■ Rows
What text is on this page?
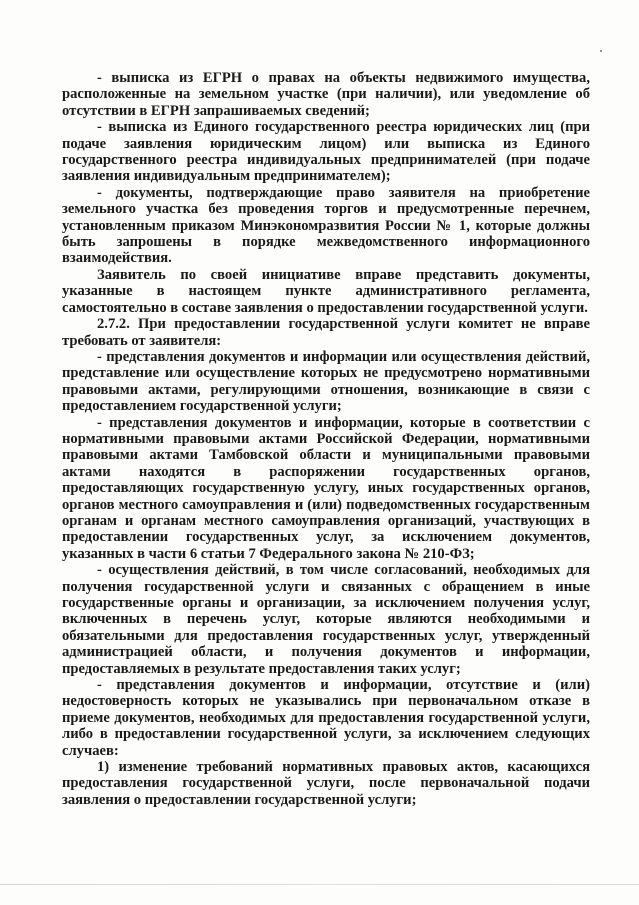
- выписка из ЕГРН о правах на объекты недвижимого имущества, расположенные на земельном участке (при наличии), или уведомление об отсутствии в ЕГРН запрашиваемых сведений;

- выписка из Единого государственного реестра юридических лиц (при подаче заявления юридическим лицом) или выписка из Единого государственного реестра индивидуальных предпринимателей (при подаче заявления индивидуальным предпринимателем);

- документы, подтверждающие право заявителя на приобретение земельного участка без проведения торгов и предусмотренные перечнем, установленным приказом Минэкономразвития России № 1, которые должны быть запрошены в порядке межведомственного информационного взаимодействия.

Заявитель по своей инициативе вправе представить документы, указанные в настоящем пункте административного регламента, самостоятельно в составе заявления о предоставлении государственной услуги.

2.7.2. При предоставлении государственной услуги комитет не вправе требовать от заявителя:

- представления документов и информации или осуществления действий, представление или осуществление которых не предусмотрено нормативными правовыми актами, регулирующими отношения, возникающие в связи с предоставлением государственной услуги;

- представления документов и информации, которые в соответствии с нормативными правовыми актами Российской Федерации, нормативными правовыми актами Тамбовской области и муниципальными правовыми актами находятся в распоряжении государственных органов, предоставляющих государственную услугу, иных государственных органов, органов местного самоуправления и (или) подведомственных государственным органам и органам местного самоуправления организаций, участвующих в предоставлении государственных услуг, за исключением документов, указанных в части 6 статьи 7 Федерального закона № 210-ФЗ;

- осуществления действий, в том числе согласований, необходимых для получения государственной услуги и связанных с обращением в иные государственные органы и организации, за исключением получения услуг, включенных в перечень услуг, которые являются необходимыми и обязательными для предоставления государственных услуг, утвержденный администрацией области, и получения документов и информации, предоставляемых в результате предоставления таких услуг;

- представления документов и информации, отсутствие и (или) недостоверность которых не указывались при первоначальном отказе в приеме документов, необходимых для предоставления государственной услуги, либо в предоставлении государственной услуги, за исключением следующих случаев:

1) изменение требований нормативных правовых актов, касающихся предоставления государственной услуги, после первоначальной подачи заявления о предоставлении государственной услуги;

■ Task objective
Leave out the pictures and give the rest of the records again exactly.

■ Finished exercise
What text is on this page?
- выписка из ЕГРН о правах на объекты недвижимого имущества, расположенные на земельном участке (при наличии), или уведомление об отсутствии в ЕГРН запрашиваемых сведений;

- выписка из Единого государственного реестра юридических лиц (при подаче заявления юридическим лицом) или выписка из Единого государственного реестра индивидуальных предпринимателей (при подаче заявления индивидуальным предпринимателем);

- документы, подтверждающие право заявителя на приобретение земельного участка без проведения торгов и предусмотренные перечнем, установленным приказом Минэкономразвития России № 1, которые должны быть запрошены в порядке межведомственного информационного взаимодействия.

Заявитель по своей инициативе вправе представить документы, указанные в настоящем пункте административного регламента, самостоятельно в составе заявления о предоставлении государственной услуги.

2.7.2. При предоставлении государственной услуги комитет не вправе требовать от заявителя:

- представления документов и информации или осуществления действий, представление или осуществление которых не предусмотрено нормативными правовыми актами, регулирующими отношения, возникающие в связи с предоставлением государственной услуги;

- представления документов и информации, которые в соответствии с нормативными правовыми актами Российской Федерации, нормативными правовыми актами Тамбовской области и муниципальными правовыми актами находятся в распоряжении государственных органов, предоставляющих государственную услугу, иных государственных органов, органов местного самоуправления и (или) подведомственных государственным органам и органам местного самоуправления организаций, участвующих в предоставлении государственных услуг, за исключением документов, указанных в части 6 статьи 7 Федерального закона № 210-ФЗ;

- осуществления действий, в том числе согласований, необходимых для получения государственной услуги и связанных с обращением в иные государственные органы и организации, за исключением получения услуг, включенных в перечень услуг, которые являются необходимыми и обязательными для предоставления государственных услуг, утвержденный администрацией области, и получения документов и информации, предоставляемых в результате предоставления таких услуг;

- представления документов и информации, отсутствие и (или) недостоверность которых не указывались при первоначальном отказе в приеме документов, необходимых для предоставления государственной услуги, либо в предоставлении государственной услуги, за исключением следующих случаев:

1) изменение требований нормативных правовых актов, касающихся предоставления государственной услуги, после первоначальной подачи заявления о предоставлении государственной услуги;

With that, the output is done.